**Layout element entries**:
┏━━
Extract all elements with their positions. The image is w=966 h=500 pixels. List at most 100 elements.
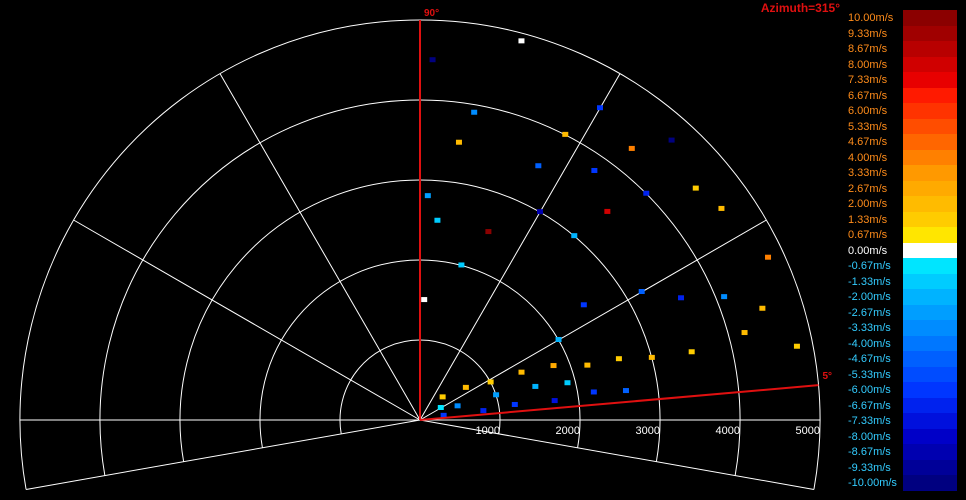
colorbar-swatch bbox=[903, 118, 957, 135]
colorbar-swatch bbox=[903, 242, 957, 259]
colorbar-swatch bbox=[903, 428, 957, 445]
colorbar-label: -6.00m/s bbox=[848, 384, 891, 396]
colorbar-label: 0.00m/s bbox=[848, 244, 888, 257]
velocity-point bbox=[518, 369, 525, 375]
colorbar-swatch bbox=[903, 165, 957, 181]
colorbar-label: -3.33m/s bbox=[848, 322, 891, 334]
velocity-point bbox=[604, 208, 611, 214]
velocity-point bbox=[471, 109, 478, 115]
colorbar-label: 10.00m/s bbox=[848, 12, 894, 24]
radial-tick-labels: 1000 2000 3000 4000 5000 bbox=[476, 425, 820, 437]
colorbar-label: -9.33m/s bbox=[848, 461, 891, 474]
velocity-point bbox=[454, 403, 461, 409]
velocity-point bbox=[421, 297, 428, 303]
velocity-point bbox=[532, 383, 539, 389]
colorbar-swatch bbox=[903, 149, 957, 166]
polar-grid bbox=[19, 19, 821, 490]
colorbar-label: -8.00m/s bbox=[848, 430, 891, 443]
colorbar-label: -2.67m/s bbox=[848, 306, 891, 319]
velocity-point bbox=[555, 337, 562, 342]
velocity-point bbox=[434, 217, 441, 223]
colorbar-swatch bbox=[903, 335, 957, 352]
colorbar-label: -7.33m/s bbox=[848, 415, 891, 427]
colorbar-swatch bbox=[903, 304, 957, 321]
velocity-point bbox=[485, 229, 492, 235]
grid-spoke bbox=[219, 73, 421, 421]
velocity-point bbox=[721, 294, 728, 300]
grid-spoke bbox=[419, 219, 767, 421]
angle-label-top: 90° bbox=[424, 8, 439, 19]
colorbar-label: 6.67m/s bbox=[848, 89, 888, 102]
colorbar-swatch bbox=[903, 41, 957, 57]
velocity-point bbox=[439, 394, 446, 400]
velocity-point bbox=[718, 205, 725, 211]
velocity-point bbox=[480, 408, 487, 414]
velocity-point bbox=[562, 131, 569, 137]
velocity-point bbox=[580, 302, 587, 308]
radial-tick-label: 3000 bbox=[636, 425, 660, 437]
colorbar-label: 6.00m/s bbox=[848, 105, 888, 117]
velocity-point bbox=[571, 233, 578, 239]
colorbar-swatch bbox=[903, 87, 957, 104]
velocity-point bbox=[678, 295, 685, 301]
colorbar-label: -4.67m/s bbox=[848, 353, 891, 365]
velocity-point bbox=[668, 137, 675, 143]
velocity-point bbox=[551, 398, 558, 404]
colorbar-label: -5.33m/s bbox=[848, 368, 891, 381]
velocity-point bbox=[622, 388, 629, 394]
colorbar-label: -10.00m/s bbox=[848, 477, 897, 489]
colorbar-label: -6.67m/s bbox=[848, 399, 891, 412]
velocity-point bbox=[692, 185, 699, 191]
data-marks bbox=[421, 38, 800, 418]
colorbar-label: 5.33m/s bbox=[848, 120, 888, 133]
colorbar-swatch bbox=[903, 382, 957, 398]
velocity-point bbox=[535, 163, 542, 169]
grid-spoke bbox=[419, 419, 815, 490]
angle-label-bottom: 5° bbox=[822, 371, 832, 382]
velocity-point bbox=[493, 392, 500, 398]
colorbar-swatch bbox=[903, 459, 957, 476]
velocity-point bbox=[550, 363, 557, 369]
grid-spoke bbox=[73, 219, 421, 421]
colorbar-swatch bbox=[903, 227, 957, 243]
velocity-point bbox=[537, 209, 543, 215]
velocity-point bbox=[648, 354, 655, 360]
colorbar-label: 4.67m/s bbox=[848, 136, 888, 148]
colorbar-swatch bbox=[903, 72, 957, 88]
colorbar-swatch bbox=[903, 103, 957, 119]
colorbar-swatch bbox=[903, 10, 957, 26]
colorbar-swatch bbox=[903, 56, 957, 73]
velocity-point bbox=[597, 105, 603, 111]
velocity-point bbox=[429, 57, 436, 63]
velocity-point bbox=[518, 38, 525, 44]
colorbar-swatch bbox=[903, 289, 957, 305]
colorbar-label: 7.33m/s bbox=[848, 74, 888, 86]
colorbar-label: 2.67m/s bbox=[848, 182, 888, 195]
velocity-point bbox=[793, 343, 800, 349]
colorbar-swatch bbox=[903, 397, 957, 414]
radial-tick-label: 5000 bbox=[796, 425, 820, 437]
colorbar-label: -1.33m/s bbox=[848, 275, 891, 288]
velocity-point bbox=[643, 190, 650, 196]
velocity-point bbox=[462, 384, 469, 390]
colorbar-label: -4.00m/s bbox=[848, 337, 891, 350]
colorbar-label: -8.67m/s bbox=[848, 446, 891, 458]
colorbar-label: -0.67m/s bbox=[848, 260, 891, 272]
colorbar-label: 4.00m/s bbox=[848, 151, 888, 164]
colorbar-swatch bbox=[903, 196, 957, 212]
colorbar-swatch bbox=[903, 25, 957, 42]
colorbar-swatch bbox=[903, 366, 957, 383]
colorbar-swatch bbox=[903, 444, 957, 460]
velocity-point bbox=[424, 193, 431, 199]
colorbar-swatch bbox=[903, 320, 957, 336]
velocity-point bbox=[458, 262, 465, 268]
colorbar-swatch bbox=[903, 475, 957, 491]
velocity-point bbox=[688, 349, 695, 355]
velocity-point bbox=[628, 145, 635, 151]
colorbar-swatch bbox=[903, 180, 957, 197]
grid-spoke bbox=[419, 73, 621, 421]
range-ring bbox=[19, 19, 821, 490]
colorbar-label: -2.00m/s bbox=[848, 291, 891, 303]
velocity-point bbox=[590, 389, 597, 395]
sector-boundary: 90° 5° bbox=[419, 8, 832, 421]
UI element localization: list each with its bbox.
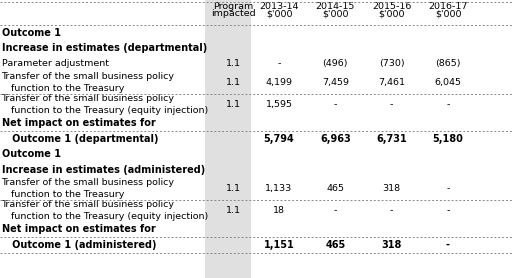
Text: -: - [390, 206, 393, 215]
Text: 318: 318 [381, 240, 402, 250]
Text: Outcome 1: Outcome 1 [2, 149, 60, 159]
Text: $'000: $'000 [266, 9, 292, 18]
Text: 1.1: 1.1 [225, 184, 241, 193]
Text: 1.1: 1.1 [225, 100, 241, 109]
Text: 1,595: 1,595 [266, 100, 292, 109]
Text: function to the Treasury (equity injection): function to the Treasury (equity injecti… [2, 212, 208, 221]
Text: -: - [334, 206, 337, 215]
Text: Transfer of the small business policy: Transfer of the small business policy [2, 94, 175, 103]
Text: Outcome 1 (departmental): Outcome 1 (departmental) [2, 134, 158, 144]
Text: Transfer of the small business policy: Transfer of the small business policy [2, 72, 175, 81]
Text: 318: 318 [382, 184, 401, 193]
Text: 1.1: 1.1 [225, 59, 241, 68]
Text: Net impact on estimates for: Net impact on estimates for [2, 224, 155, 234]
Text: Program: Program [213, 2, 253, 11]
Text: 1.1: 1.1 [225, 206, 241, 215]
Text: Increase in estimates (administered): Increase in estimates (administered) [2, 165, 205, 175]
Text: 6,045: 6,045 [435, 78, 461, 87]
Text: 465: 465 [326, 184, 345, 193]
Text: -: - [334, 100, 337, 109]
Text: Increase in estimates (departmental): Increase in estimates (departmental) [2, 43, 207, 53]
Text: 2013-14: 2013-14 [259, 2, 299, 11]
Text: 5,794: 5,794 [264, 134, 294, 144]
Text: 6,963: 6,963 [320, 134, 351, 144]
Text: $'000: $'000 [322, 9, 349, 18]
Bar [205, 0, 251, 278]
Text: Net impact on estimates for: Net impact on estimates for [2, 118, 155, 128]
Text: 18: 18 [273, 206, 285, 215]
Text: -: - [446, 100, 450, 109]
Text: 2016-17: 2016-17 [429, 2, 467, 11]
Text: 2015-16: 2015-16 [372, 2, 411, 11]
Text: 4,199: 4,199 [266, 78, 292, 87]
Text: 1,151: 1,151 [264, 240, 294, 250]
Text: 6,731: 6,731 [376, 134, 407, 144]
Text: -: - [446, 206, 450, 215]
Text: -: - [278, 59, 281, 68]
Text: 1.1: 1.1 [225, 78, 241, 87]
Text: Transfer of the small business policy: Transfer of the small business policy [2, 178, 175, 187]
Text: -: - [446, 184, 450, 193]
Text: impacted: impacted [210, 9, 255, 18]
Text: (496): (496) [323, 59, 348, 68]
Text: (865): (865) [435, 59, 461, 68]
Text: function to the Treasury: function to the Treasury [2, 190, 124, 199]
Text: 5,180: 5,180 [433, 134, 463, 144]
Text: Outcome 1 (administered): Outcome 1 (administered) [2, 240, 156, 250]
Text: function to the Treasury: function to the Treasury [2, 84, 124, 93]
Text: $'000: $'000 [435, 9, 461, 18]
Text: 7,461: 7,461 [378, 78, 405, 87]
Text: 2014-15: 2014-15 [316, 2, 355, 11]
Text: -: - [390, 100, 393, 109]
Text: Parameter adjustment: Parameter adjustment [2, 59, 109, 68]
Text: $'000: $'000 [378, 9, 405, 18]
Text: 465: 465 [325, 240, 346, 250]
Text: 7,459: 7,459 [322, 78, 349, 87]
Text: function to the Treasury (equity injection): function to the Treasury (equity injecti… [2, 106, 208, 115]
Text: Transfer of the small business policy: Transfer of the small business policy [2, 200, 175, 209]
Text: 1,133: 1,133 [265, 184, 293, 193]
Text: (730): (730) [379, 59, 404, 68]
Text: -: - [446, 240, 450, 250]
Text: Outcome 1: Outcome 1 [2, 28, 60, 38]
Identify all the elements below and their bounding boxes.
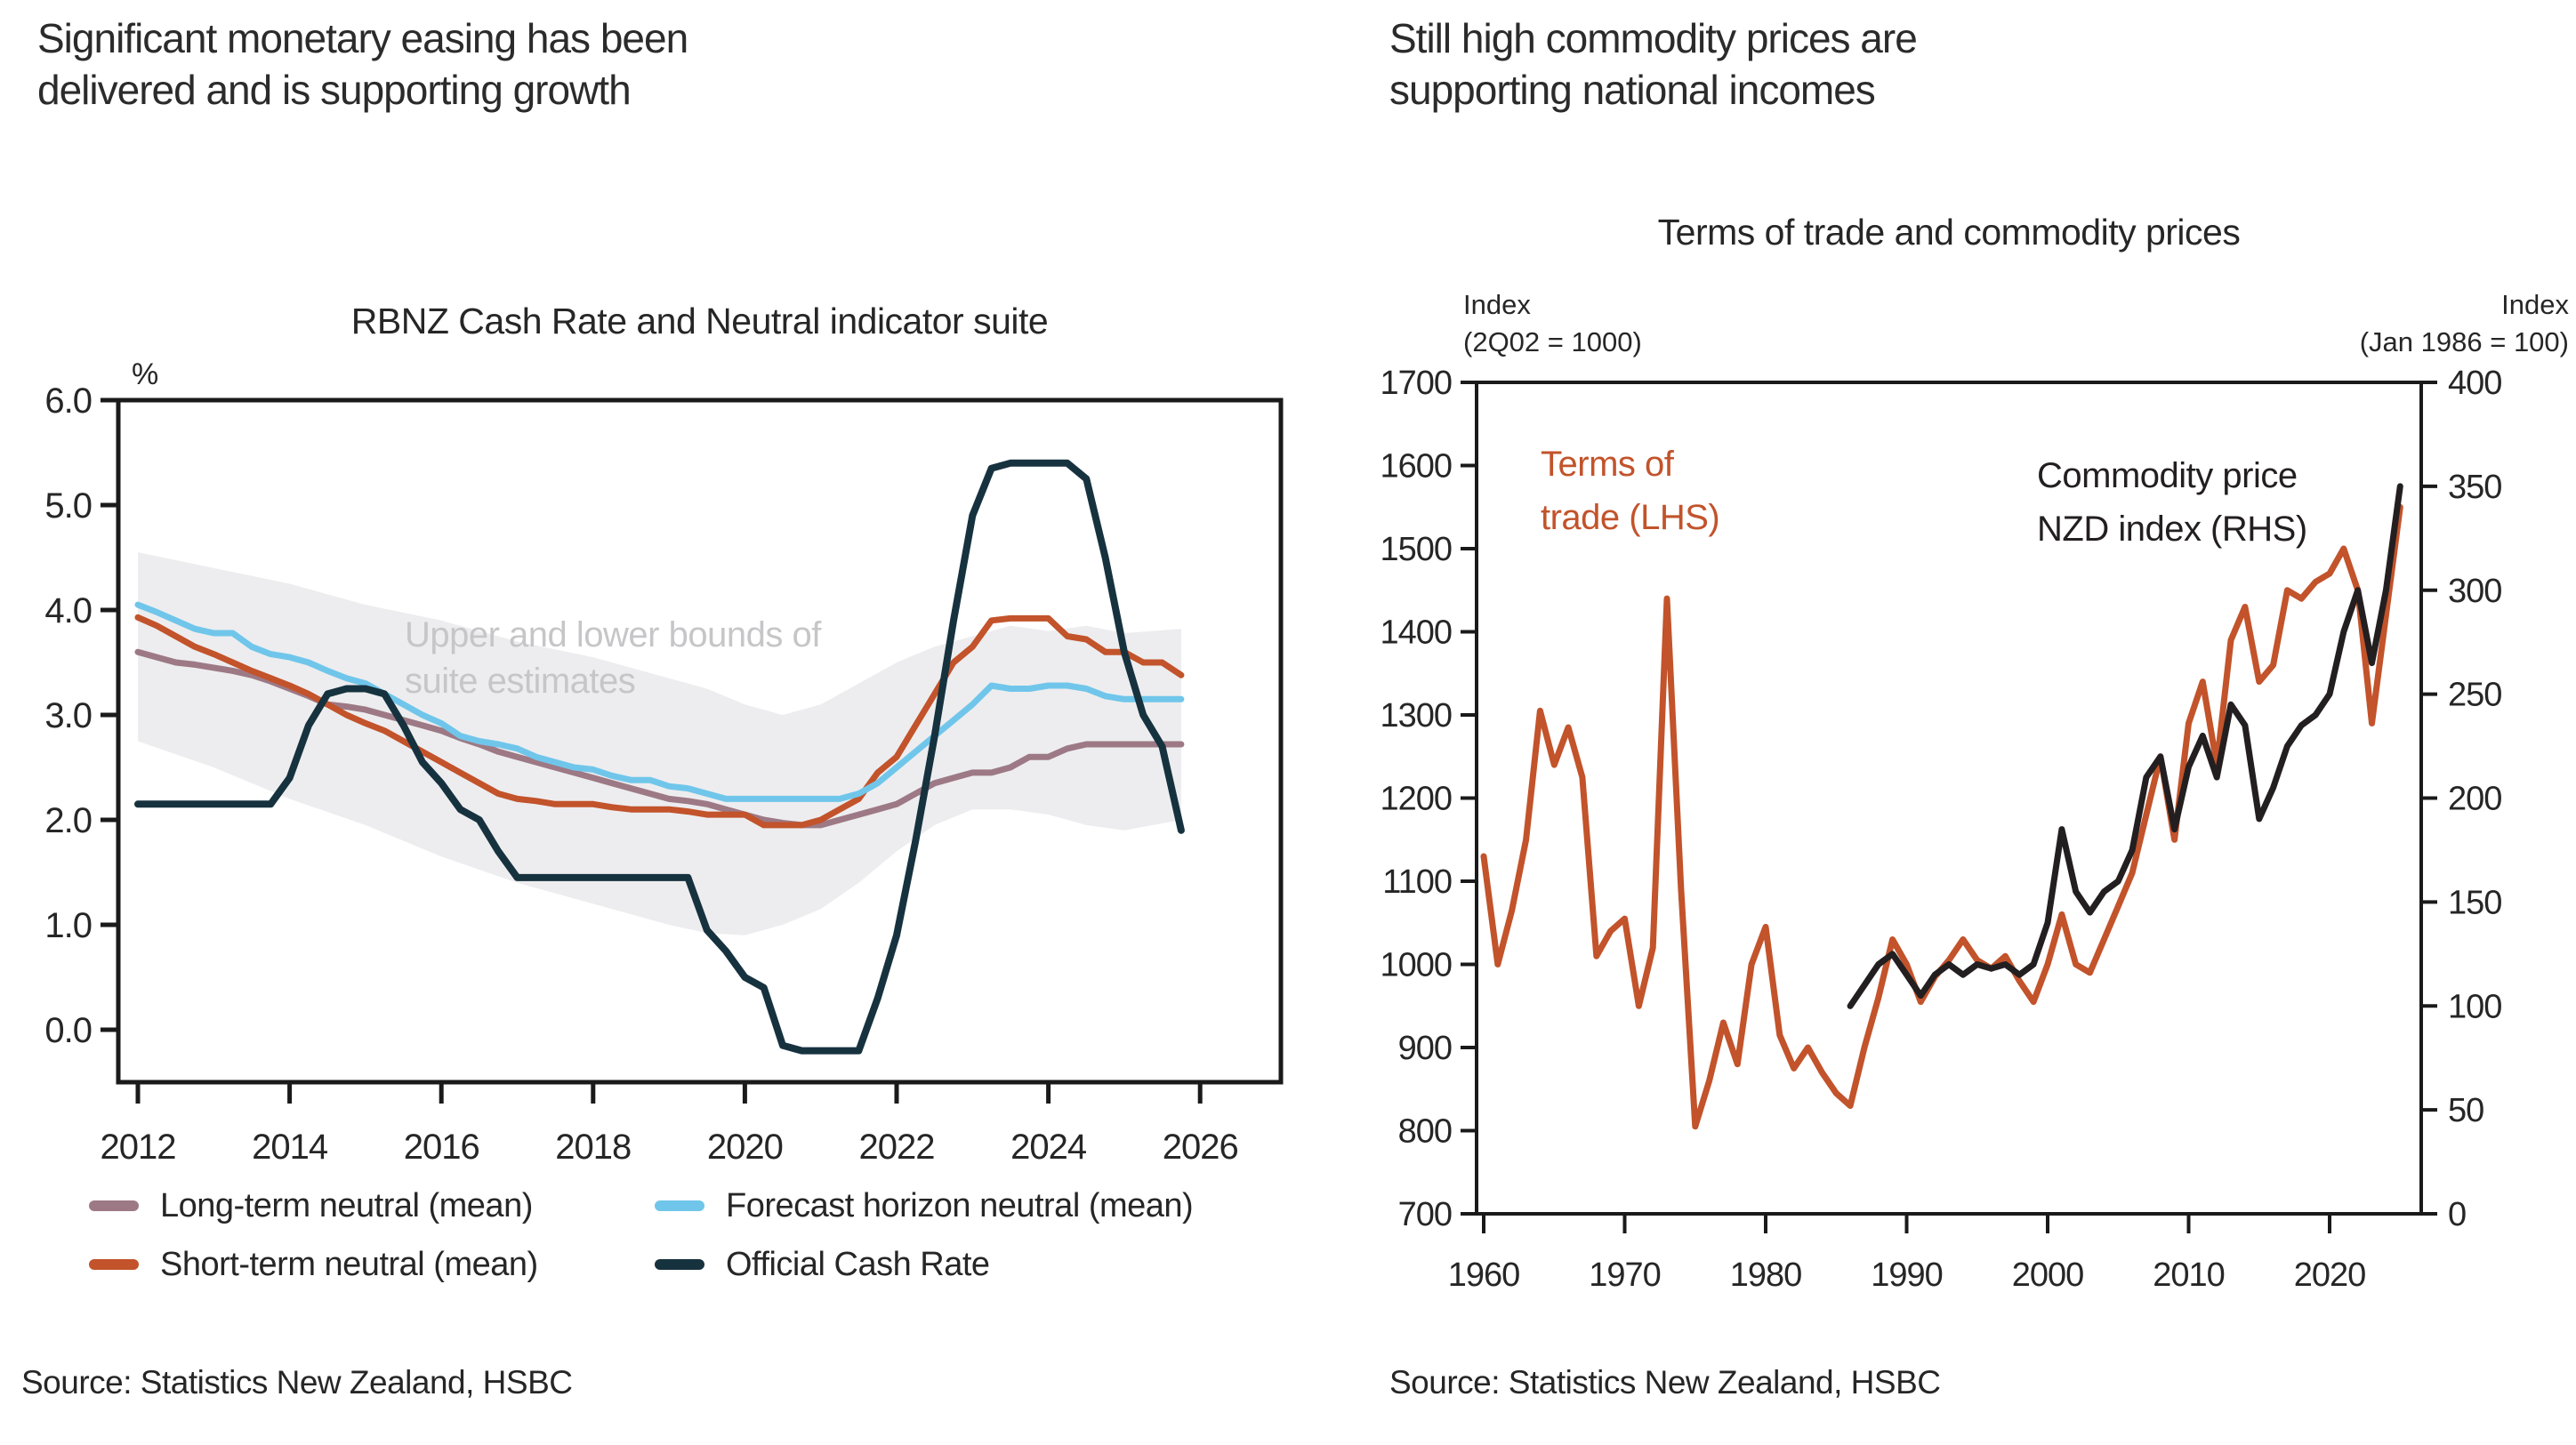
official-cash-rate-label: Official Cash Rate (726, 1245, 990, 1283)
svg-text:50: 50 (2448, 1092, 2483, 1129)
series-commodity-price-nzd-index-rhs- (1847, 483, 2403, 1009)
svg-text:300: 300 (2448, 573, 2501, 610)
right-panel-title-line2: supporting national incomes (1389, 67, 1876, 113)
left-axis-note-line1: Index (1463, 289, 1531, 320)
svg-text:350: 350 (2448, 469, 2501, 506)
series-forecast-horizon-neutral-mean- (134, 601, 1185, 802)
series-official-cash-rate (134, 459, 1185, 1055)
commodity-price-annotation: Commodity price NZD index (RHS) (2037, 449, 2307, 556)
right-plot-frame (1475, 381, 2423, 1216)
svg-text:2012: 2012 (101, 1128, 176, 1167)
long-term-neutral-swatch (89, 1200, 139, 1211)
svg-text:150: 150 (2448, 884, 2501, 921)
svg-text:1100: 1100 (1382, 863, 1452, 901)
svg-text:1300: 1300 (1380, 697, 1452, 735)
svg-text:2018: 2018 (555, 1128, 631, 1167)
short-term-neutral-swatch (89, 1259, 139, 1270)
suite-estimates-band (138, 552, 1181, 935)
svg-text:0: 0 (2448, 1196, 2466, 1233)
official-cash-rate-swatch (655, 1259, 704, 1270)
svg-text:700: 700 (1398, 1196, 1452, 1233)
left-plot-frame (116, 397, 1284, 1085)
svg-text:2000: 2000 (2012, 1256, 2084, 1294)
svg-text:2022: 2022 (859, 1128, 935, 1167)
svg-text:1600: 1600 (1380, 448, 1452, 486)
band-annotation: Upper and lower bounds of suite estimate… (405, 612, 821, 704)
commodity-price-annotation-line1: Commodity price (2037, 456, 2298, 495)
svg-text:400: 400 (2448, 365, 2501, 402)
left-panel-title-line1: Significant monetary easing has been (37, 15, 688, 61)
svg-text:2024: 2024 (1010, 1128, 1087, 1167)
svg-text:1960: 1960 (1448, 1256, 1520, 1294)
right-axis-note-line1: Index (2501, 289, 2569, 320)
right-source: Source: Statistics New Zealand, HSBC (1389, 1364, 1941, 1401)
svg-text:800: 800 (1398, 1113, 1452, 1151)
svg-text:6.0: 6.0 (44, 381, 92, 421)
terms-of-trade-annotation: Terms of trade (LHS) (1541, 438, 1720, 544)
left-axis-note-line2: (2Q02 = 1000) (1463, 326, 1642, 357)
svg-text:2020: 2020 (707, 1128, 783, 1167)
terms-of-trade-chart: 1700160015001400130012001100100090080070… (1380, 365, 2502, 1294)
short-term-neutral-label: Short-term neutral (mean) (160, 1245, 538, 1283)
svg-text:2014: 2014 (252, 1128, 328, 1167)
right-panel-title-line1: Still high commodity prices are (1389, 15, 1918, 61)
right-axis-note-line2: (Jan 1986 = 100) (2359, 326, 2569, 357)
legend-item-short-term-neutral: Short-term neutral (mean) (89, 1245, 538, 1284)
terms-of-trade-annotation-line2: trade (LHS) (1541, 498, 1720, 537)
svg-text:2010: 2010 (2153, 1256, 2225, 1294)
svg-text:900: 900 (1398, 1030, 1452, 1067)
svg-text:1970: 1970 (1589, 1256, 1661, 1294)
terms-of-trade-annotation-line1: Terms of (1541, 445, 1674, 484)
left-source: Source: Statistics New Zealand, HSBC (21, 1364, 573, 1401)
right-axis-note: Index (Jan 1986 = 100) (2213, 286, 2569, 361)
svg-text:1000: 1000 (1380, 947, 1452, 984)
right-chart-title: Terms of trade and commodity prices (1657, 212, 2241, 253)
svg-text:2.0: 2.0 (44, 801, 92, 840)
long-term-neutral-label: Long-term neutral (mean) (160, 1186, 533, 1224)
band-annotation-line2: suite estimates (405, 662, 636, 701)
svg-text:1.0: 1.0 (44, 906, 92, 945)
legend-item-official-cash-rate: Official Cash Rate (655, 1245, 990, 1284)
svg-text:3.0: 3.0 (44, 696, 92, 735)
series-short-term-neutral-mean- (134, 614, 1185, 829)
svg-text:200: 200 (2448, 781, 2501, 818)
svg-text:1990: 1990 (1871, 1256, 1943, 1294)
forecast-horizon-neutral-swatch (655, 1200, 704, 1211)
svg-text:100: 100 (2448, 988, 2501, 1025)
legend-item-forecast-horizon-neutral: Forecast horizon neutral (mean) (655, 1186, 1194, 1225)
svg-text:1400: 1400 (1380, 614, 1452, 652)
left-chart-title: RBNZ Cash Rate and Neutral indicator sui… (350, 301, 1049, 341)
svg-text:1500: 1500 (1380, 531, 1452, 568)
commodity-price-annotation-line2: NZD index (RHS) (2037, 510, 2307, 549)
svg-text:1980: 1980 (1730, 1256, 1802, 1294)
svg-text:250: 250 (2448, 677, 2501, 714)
┗━━
Print, without any change, every line between the line holding "official-cash-rate-label: Official Cash" and the line holding "svg-text:2020: 2020 (707, 1128, 783, 1167)", inclusive.

official-cash-rate-label: Official Cash Rate (726, 1245, 990, 1283)
svg-text:50: 50 (2448, 1092, 2483, 1129)
series-commodity-price-nzd-index-rhs- (1847, 483, 2403, 1009)
svg-text:300: 300 (2448, 573, 2501, 610)
right-panel-title-line2: supporting national incomes (1389, 67, 1876, 113)
left-axis-note-line1: Index (1463, 289, 1531, 320)
svg-text:350: 350 (2448, 469, 2501, 506)
series-forecast-horizon-neutral-mean- (134, 601, 1185, 802)
series-official-cash-rate (134, 459, 1185, 1055)
commodity-price-annotation: Commodity price NZD index (RHS) (2037, 449, 2307, 556)
right-plot-frame (1475, 381, 2423, 1216)
svg-text:2012: 2012 (101, 1128, 176, 1167)
long-term-neutral-swatch (89, 1200, 139, 1211)
svg-text:150: 150 (2448, 884, 2501, 921)
svg-text:1100: 1100 (1382, 863, 1452, 901)
svg-text:1300: 1300 (1380, 697, 1452, 735)
svg-text:2018: 2018 (555, 1128, 631, 1167)
short-term-neutral-swatch (89, 1259, 139, 1270)
suite-estimates-band (138, 552, 1181, 935)
svg-text:0: 0 (2448, 1196, 2466, 1233)
official-cash-rate-swatch (655, 1259, 704, 1270)
svg-text:700: 700 (1398, 1196, 1452, 1233)
left-plot-frame (116, 397, 1284, 1085)
svg-text:2000: 2000 (2012, 1256, 2084, 1294)
svg-text:2022: 2022 (859, 1128, 935, 1167)
svg-text:1600: 1600 (1380, 448, 1452, 486)
band-annotation: Upper and lower bounds of suite estimate… (405, 612, 821, 704)
commodity-price-annotation-line1: Commodity price (2037, 456, 2298, 495)
svg-text:400: 400 (2448, 365, 2501, 402)
left-panel-title-line1: Significant monetary easing has been (37, 15, 688, 61)
svg-text:2024: 2024 (1010, 1128, 1087, 1167)
svg-text:1960: 1960 (1448, 1256, 1520, 1294)
right-axis-note-line1: Index (2501, 289, 2569, 320)
right-source: Source: Statistics New Zealand, HSBC (1389, 1364, 1941, 1401)
svg-text:800: 800 (1398, 1113, 1452, 1151)
svg-text:6.0: 6.0 (44, 381, 92, 421)
terms-of-trade-annotation: Terms of trade (LHS) (1541, 438, 1720, 544)
left-axis-note-line2: (2Q02 = 1000) (1463, 326, 1642, 357)
svg-text:2020: 2020 (707, 1128, 783, 1167)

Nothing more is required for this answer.